● Entries supplied
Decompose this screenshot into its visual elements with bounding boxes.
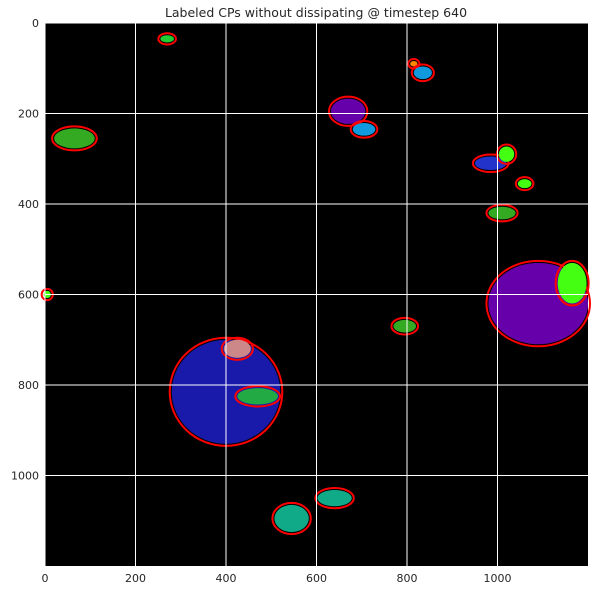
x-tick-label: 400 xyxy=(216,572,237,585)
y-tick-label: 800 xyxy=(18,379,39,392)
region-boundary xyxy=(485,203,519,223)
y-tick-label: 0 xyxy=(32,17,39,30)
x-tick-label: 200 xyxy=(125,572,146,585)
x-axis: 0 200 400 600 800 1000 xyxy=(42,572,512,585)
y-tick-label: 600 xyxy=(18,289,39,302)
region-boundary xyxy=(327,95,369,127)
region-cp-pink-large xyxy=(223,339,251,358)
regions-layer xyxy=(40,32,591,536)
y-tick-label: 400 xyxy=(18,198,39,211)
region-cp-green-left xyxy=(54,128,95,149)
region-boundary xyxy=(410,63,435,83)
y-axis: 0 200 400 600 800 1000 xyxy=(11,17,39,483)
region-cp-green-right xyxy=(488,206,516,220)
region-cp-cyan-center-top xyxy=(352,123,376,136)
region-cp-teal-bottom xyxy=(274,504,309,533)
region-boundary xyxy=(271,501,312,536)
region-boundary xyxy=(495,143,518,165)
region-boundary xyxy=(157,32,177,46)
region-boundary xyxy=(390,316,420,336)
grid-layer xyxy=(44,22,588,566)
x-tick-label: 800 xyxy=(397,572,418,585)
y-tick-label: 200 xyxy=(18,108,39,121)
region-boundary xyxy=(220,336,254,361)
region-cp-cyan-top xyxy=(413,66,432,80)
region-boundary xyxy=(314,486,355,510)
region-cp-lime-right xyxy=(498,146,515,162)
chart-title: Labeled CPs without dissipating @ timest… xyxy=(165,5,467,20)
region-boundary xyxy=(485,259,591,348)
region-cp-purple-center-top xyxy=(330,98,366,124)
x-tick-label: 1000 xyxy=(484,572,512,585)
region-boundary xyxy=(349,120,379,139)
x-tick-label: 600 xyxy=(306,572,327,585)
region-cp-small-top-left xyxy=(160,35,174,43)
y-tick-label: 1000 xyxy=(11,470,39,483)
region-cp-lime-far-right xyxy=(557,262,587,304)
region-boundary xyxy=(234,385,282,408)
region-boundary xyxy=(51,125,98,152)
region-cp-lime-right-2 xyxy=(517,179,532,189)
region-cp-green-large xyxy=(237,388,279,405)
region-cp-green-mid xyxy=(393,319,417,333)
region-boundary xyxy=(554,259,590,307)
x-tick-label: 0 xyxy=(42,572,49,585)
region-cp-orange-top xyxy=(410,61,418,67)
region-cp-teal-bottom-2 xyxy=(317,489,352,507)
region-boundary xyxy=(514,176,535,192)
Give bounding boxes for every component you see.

● What this task involves
Give the lines between the one holding "x-tick-label: 400 xyxy=(216,572,237,585)" and the one holding "y-tick-label: 600 xyxy=(18,289,39,302)", inclusive, renaming "region-boundary" to "region-outline" and leaving everything else unchanged.

● Final answer
x-tick-label: 400 xyxy=(216,572,237,585)
y-tick-label: 800 xyxy=(18,379,39,392)
region-outline xyxy=(485,203,519,223)
y-tick-label: 0 xyxy=(32,17,39,30)
x-tick-label: 200 xyxy=(125,572,146,585)
x-axis: 0 200 400 600 800 1000 xyxy=(42,572,512,585)
y-tick-label: 600 xyxy=(18,289,39,302)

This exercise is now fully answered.